Do this ▸
Show all lines holding "Miler".

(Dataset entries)
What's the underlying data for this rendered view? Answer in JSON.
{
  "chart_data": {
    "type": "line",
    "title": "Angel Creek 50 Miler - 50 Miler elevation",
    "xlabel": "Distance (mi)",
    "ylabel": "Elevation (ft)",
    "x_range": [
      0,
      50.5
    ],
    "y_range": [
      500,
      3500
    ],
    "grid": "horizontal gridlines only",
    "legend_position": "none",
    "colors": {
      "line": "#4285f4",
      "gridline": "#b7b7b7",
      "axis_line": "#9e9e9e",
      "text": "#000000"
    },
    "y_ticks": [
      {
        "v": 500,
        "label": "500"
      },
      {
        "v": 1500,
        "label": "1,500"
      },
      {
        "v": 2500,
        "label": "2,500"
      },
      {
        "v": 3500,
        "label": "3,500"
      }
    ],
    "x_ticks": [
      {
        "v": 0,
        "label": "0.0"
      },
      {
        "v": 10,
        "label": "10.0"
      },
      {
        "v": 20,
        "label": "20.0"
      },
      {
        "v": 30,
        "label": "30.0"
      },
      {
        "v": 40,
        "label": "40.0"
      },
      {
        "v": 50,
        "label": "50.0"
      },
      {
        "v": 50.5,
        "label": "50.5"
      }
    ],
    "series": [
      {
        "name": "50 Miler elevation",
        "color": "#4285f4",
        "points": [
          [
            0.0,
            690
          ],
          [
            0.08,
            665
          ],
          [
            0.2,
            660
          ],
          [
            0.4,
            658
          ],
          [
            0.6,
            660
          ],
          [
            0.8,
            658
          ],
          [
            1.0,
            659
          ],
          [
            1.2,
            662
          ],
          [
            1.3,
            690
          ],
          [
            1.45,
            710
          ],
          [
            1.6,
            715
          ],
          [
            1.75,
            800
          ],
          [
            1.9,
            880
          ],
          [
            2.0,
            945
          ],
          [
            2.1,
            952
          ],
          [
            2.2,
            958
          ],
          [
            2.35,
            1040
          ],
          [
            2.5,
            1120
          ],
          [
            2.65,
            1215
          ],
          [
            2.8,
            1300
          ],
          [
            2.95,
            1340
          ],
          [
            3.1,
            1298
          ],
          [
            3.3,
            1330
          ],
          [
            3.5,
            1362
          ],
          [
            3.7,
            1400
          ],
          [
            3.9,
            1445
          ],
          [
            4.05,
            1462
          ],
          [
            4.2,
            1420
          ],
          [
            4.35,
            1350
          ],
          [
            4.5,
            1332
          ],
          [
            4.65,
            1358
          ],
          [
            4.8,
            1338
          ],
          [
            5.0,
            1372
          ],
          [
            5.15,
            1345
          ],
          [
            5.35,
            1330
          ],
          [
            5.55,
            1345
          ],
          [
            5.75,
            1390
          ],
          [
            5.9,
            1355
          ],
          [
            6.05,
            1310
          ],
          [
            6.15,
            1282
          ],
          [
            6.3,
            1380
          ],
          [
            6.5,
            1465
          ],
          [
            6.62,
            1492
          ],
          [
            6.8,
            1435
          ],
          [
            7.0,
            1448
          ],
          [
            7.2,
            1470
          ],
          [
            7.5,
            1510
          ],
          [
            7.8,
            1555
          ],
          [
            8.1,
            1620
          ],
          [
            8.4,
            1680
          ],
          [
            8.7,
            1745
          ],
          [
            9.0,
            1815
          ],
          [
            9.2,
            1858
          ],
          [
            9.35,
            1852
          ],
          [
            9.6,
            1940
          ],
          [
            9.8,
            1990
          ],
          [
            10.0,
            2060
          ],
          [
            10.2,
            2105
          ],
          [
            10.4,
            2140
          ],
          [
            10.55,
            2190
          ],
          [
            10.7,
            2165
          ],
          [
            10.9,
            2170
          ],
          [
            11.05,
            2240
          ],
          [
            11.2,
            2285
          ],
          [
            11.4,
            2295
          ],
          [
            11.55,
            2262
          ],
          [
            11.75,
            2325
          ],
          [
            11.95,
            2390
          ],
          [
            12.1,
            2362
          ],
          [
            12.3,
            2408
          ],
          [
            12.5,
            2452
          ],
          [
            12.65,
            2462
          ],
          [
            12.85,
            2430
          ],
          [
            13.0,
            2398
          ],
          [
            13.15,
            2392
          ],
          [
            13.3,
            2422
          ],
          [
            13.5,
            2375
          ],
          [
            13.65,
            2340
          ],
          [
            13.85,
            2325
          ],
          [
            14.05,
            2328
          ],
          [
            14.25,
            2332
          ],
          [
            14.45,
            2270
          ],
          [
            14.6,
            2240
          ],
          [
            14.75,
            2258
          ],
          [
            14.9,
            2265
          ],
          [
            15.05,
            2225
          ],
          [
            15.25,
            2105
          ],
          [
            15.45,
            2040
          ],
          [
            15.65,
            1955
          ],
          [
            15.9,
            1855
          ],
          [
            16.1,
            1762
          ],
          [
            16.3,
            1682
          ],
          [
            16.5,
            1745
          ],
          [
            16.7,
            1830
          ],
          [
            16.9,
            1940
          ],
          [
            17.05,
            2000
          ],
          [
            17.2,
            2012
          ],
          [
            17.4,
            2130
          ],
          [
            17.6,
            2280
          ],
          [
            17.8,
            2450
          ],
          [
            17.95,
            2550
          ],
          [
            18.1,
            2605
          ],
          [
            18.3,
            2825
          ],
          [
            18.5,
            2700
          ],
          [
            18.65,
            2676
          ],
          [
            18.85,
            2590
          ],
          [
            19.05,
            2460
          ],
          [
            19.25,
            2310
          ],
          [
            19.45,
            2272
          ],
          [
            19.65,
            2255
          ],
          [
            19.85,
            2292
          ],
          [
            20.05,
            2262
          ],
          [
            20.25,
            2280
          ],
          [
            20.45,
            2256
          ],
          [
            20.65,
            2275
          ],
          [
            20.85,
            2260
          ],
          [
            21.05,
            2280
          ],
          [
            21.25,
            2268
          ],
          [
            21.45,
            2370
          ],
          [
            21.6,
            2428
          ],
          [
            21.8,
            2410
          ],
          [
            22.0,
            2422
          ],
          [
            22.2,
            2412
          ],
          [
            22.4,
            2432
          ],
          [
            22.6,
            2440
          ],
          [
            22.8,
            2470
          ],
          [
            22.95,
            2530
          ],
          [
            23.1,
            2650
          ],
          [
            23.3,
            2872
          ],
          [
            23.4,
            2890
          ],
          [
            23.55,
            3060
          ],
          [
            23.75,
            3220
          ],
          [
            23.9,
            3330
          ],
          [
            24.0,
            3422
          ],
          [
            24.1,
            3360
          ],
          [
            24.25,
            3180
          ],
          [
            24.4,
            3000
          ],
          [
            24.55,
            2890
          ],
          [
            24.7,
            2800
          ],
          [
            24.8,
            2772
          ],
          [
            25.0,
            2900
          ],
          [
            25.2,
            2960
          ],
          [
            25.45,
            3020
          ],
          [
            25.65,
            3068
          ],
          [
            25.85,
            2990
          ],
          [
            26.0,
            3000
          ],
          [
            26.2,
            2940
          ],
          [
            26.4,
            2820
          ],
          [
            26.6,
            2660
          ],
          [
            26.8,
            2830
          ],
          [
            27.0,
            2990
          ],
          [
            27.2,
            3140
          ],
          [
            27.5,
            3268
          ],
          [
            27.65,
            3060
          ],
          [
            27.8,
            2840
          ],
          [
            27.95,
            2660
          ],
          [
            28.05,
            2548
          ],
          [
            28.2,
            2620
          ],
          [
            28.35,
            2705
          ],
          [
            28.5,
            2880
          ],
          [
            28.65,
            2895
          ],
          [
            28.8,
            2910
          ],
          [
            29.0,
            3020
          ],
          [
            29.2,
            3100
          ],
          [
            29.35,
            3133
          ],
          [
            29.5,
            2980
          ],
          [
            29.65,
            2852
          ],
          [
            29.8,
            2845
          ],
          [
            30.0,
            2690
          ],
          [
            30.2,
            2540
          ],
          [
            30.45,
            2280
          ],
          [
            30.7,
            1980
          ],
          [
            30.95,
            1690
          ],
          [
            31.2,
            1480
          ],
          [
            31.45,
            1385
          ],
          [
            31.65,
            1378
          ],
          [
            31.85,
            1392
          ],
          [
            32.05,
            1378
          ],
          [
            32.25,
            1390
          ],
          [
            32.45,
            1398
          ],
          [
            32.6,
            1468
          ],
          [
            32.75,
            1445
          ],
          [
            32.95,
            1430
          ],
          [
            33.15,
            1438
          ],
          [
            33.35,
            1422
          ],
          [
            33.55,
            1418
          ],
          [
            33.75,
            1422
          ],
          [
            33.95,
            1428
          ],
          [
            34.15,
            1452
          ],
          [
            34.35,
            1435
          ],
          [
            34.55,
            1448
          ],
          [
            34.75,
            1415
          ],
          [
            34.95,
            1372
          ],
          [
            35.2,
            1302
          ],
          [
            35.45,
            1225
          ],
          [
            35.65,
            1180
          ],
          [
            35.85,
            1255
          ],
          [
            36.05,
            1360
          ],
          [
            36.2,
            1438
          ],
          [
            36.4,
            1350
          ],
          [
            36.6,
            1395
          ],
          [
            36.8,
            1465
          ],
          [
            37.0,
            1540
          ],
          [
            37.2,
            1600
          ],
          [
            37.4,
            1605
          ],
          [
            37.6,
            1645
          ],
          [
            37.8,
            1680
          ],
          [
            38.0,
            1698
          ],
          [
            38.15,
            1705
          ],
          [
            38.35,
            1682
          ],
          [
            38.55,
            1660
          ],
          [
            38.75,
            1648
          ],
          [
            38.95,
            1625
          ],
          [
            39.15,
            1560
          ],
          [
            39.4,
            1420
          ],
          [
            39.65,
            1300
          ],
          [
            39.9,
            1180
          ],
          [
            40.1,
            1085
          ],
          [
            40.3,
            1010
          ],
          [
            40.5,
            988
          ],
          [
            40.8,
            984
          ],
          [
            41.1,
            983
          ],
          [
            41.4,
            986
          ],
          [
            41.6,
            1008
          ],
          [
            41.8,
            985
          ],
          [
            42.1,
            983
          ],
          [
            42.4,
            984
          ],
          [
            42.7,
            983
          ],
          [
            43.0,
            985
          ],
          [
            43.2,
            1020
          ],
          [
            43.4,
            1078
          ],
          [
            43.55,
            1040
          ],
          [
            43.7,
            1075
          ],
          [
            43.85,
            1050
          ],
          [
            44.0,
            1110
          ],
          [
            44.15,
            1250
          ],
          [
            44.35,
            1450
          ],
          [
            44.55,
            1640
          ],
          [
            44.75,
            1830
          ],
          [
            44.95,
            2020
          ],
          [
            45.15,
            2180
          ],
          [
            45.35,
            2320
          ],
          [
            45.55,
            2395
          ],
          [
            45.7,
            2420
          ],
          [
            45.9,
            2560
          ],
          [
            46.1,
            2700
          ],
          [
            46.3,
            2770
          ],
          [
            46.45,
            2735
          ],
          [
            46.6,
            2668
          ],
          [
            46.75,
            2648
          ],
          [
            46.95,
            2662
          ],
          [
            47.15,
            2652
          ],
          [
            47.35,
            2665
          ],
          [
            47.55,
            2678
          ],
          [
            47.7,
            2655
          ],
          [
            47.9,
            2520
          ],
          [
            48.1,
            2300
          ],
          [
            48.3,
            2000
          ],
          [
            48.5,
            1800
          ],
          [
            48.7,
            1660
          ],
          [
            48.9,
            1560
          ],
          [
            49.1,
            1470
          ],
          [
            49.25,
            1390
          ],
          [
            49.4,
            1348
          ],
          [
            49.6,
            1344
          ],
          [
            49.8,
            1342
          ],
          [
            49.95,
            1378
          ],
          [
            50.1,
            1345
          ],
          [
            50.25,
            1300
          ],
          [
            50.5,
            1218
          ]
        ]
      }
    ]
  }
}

Exercise solution ▸
    "title": "Angel Creek 50 Miler - 50 Miler elevation",
        "name": "50 Miler elevation",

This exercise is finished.